**Task goal**
Your task is to restate the data word for word.

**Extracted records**

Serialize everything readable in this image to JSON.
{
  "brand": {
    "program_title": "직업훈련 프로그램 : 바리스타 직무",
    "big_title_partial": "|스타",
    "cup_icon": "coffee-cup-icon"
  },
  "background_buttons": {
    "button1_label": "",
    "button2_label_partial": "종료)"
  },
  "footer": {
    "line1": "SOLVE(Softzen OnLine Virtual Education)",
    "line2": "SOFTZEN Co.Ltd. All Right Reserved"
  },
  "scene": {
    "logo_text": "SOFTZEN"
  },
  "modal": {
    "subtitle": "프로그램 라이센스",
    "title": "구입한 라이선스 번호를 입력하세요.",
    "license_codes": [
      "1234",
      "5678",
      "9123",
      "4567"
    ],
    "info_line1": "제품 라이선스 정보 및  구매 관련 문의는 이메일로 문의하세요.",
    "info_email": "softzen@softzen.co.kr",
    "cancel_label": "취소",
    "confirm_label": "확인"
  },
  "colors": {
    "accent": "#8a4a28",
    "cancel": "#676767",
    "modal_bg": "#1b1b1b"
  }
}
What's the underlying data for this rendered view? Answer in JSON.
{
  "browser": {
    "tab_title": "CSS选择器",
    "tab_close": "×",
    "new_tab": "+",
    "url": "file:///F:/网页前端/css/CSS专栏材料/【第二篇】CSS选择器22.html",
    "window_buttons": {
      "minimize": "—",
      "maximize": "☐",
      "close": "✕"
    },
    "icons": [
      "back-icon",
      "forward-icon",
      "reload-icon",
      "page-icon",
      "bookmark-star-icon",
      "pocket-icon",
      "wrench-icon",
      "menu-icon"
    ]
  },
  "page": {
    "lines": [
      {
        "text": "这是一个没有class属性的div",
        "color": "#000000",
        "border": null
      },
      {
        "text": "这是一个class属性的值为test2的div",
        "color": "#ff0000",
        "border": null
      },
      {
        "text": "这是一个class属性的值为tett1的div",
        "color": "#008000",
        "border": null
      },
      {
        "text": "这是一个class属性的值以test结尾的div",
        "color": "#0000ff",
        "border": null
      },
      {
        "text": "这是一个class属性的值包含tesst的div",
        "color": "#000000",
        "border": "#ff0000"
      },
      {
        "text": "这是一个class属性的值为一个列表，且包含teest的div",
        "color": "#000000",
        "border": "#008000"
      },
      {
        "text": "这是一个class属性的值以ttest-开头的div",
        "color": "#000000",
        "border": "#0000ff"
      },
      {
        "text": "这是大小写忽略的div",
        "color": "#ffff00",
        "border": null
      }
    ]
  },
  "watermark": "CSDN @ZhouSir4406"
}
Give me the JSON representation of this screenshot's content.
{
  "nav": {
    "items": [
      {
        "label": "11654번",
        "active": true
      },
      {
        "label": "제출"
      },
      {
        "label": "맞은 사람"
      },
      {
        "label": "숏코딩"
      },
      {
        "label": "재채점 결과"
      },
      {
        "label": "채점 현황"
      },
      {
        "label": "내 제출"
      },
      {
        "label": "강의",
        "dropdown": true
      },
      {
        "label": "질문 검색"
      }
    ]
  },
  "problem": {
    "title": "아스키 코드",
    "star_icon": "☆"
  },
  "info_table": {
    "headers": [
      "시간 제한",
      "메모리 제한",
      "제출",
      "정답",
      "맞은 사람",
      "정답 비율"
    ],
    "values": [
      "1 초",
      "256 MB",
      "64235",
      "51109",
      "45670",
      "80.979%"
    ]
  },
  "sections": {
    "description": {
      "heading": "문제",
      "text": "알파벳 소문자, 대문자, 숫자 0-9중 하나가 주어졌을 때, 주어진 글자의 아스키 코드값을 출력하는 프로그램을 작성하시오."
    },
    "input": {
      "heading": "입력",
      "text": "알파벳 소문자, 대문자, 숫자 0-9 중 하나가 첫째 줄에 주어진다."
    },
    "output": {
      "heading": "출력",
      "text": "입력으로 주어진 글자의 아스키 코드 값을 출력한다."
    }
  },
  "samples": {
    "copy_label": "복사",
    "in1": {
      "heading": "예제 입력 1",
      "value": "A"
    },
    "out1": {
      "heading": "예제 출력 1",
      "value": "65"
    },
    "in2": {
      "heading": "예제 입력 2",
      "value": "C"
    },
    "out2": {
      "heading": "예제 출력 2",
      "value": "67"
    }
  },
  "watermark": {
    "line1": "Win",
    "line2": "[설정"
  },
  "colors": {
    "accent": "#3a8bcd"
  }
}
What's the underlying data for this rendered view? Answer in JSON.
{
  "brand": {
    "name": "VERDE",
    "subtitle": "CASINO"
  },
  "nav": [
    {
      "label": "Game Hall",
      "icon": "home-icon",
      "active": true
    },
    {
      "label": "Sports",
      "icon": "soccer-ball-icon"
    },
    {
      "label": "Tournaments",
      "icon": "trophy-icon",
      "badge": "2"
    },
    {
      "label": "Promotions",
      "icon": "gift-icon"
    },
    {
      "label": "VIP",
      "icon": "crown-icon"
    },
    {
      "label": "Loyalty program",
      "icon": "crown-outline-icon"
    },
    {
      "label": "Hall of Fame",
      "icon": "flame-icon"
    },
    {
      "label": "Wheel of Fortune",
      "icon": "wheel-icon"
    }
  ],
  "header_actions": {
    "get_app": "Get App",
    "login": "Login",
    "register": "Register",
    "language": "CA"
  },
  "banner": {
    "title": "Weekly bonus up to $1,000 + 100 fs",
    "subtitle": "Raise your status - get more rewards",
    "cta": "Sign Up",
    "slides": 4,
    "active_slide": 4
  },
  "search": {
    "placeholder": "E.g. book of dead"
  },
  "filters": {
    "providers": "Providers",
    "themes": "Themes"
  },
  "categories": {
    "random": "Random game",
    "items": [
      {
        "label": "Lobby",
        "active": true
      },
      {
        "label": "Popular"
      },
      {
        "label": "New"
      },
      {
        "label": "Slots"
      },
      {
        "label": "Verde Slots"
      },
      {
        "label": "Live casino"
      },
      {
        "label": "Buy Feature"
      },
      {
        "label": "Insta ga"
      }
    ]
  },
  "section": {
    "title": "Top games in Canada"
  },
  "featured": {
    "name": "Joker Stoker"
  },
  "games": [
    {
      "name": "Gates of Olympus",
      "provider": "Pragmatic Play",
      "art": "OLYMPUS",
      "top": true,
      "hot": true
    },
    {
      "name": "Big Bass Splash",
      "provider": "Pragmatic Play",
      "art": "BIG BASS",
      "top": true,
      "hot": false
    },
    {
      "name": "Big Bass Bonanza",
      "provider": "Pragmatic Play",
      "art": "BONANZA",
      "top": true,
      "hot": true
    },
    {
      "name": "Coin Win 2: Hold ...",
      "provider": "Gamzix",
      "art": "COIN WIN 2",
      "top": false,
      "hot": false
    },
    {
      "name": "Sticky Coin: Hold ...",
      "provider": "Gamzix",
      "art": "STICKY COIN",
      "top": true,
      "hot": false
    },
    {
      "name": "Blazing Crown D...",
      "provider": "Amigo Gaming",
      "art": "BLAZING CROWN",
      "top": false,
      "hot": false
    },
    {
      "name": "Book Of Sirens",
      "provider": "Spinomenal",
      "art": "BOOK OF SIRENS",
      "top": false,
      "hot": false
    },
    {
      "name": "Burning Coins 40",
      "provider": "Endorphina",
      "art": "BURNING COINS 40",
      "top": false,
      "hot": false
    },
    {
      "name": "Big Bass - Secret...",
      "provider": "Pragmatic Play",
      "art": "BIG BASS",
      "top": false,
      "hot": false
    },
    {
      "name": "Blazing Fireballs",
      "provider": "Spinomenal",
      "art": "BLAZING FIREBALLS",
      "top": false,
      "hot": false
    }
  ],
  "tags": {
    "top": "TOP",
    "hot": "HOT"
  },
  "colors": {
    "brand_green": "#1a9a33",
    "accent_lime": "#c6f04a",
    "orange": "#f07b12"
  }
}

**Full response**
Serialize everything readable in this image to JSON.
{
  "brand": {
    "program_title": "직업훈련 프로그램 : 바리스타 직무",
    "big_title_partial": "|스타",
    "cup_icon": "coffee-cup-icon"
  },
  "background_buttons": {
    "button1_label": "",
    "button2_label_partial": "종료)"
  },
  "footer": {
    "line1": "SOLVE(Softzen OnLine Virtual Education)",
    "line2": "SOFTZEN Co.Ltd. All Right Reserved"
  },
  "scene": {
    "logo_text": "SOFTZEN"
  },
  "modal": {
    "subtitle": "프로그램 라이센스",
    "title": "구입한 라이선스 번호를 입력하세요.",
    "license_codes": [
      "1234",
      "5678",
      "9123",
      "4567"
    ],
    "info_line1": "제품 라이선스 정보 및  구매 관련 문의는 이메일로 문의하세요.",
    "info_email": "softzen@softzen.co.kr",
    "cancel_label": "취소",
    "confirm_label": "확인"
  },
  "colors": {
    "accent": "#8a4a28",
    "cancel": "#676767",
    "modal_bg": "#1b1b1b"
  }
}
What's the underlying data for this rendered view? Answer in JSON.
{
  "browser": {
    "tab_title": "CSS选择器",
    "tab_close": "×",
    "new_tab": "+",
    "url": "file:///F:/网页前端/css/CSS专栏材料/【第二篇】CSS选择器22.html",
    "window_buttons": {
      "minimize": "—",
      "maximize": "☐",
      "close": "✕"
    },
    "icons": [
      "back-icon",
      "forward-icon",
      "reload-icon",
      "page-icon",
      "bookmark-star-icon",
      "pocket-icon",
      "wrench-icon",
      "menu-icon"
    ]
  },
  "page": {
    "lines": [
      {
        "text": "这是一个没有class属性的div",
        "color": "#000000",
        "border": null
      },
      {
        "text": "这是一个class属性的值为test2的div",
        "color": "#ff0000",
        "border": null
      },
      {
        "text": "这是一个class属性的值为tett1的div",
        "color": "#008000",
        "border": null
      },
      {
        "text": "这是一个class属性的值以test结尾的div",
        "color": "#0000ff",
        "border": null
      },
      {
        "text": "这是一个class属性的值包含tesst的div",
        "color": "#000000",
        "border": "#ff0000"
      },
      {
        "text": "这是一个class属性的值为一个列表，且包含teest的div",
        "color": "#000000",
        "border": "#008000"
      },
      {
        "text": "这是一个class属性的值以ttest-开头的div",
        "color": "#000000",
        "border": "#0000ff"
      },
      {
        "text": "这是大小写忽略的div",
        "color": "#ffff00",
        "border": null
      }
    ]
  },
  "watermark": "CSDN @ZhouSir4406"
}
Give me the JSON representation of this screenshot's content.
{
  "nav": {
    "items": [
      {
        "label": "11654번",
        "active": true
      },
      {
        "label": "제출"
      },
      {
        "label": "맞은 사람"
      },
      {
        "label": "숏코딩"
      },
      {
        "label": "재채점 결과"
      },
      {
        "label": "채점 현황"
      },
      {
        "label": "내 제출"
      },
      {
        "label": "강의",
        "dropdown": true
      },
      {
        "label": "질문 검색"
      }
    ]
  },
  "problem": {
    "title": "아스키 코드",
    "star_icon": "☆"
  },
  "info_table": {
    "headers": [
      "시간 제한",
      "메모리 제한",
      "제출",
      "정답",
      "맞은 사람",
      "정답 비율"
    ],
    "values": [
      "1 초",
      "256 MB",
      "64235",
      "51109",
      "45670",
      "80.979%"
    ]
  },
  "sections": {
    "description": {
      "heading": "문제",
      "text": "알파벳 소문자, 대문자, 숫자 0-9중 하나가 주어졌을 때, 주어진 글자의 아스키 코드값을 출력하는 프로그램을 작성하시오."
    },
    "input": {
      "heading": "입력",
      "text": "알파벳 소문자, 대문자, 숫자 0-9 중 하나가 첫째 줄에 주어진다."
    },
    "output": {
      "heading": "출력",
      "text": "입력으로 주어진 글자의 아스키 코드 값을 출력한다."
    }
  },
  "samples": {
    "copy_label": "복사",
    "in1": {
      "heading": "예제 입력 1",
      "value": "A"
    },
    "out1": {
      "heading": "예제 출력 1",
      "value": "65"
    },
    "in2": {
      "heading": "예제 입력 2",
      "value": "C"
    },
    "out2": {
      "heading": "예제 출력 2",
      "value": "67"
    }
  },
  "watermark": {
    "line1": "Win",
    "line2": "[설정"
  },
  "colors": {
    "accent": "#3a8bcd"
  }
}
What's the underlying data for this rendered view? Answer in JSON.
{
  "brand": {
    "name": "VERDE",
    "subtitle": "CASINO"
  },
  "nav": [
    {
      "label": "Game Hall",
      "icon": "home-icon",
      "active": true
    },
    {
      "label": "Sports",
      "icon": "soccer-ball-icon"
    },
    {
      "label": "Tournaments",
      "icon": "trophy-icon",
      "badge": "2"
    },
    {
      "label": "Promotions",
      "icon": "gift-icon"
    },
    {
      "label": "VIP",
      "icon": "crown-icon"
    },
    {
      "label": "Loyalty program",
      "icon": "crown-outline-icon"
    },
    {
      "label": "Hall of Fame",
      "icon": "flame-icon"
    },
    {
      "label": "Wheel of Fortune",
      "icon": "wheel-icon"
    }
  ],
  "header_actions": {
    "get_app": "Get App",
    "login": "Login",
    "register": "Register",
    "language": "CA"
  },
  "banner": {
    "title": "Weekly bonus up to $1,000 + 100 fs",
    "subtitle": "Raise your status - get more rewards",
    "cta": "Sign Up",
    "slides": 4,
    "active_slide": 4
  },
  "search": {
    "placeholder": "E.g. book of dead"
  },
  "filters": {
    "providers": "Providers",
    "themes": "Themes"
  },
  "categories": {
    "random": "Random game",
    "items": [
      {
        "label": "Lobby",
        "active": true
      },
      {
        "label": "Popular"
      },
      {
        "label": "New"
      },
      {
        "label": "Slots"
      },
      {
        "label": "Verde Slots"
      },
      {
        "label": "Live casino"
      },
      {
        "label": "Buy Feature"
      },
      {
        "label": "Insta ga"
      }
    ]
  },
  "section": {
    "title": "Top games in Canada"
  },
  "featured": {
    "name": "Joker Stoker"
  },
  "games": [
    {
      "name": "Gates of Olympus",
      "provider": "Pragmatic Play",
      "art": "OLYMPUS",
      "top": true,
      "hot": true
    },
    {
      "name": "Big Bass Splash",
      "provider": "Pragmatic Play",
      "art": "BIG BASS",
      "top": true,
      "hot": false
    },
    {
      "name": "Big Bass Bonanza",
      "provider": "Pragmatic Play",
      "art": "BONANZA",
      "top": true,
      "hot": true
    },
    {
      "name": "Coin Win 2: Hold ...",
      "provider": "Gamzix",
      "art": "COIN WIN 2",
      "top": false,
      "hot": false
    },
    {
      "name": "Sticky Coin: Hold ...",
      "provider": "Gamzix",
      "art": "STICKY COIN",
      "top": true,
      "hot": false
    },
    {
      "name": "Blazing Crown D...",
      "provider": "Amigo Gaming",
      "art": "BLAZING CROWN",
      "top": false,
      "hot": false
    },
    {
      "name": "Book Of Sirens",
      "provider": "Spinomenal",
      "art": "BOOK OF SIRENS",
      "top": false,
      "hot": false
    },
    {
      "name": "Burning Coins 40",
      "provider": "Endorphina",
      "art": "BURNING COINS 40",
      "top": false,
      "hot": false
    },
    {
      "name": "Big Bass - Secret...",
      "provider": "Pragmatic Play",
      "art": "BIG BASS",
      "top": false,
      "hot": false
    },
    {
      "name": "Blazing Fireballs",
      "provider": "Spinomenal",
      "art": "BLAZING FIREBALLS",
      "top": false,
      "hot": false
    }
  ],
  "tags": {
    "top": "TOP",
    "hot": "HOT"
  },
  "colors": {
    "brand_green": "#1a9a33",
    "accent_lime": "#c6f04a",
    "orange": "#f07b12"
  }
}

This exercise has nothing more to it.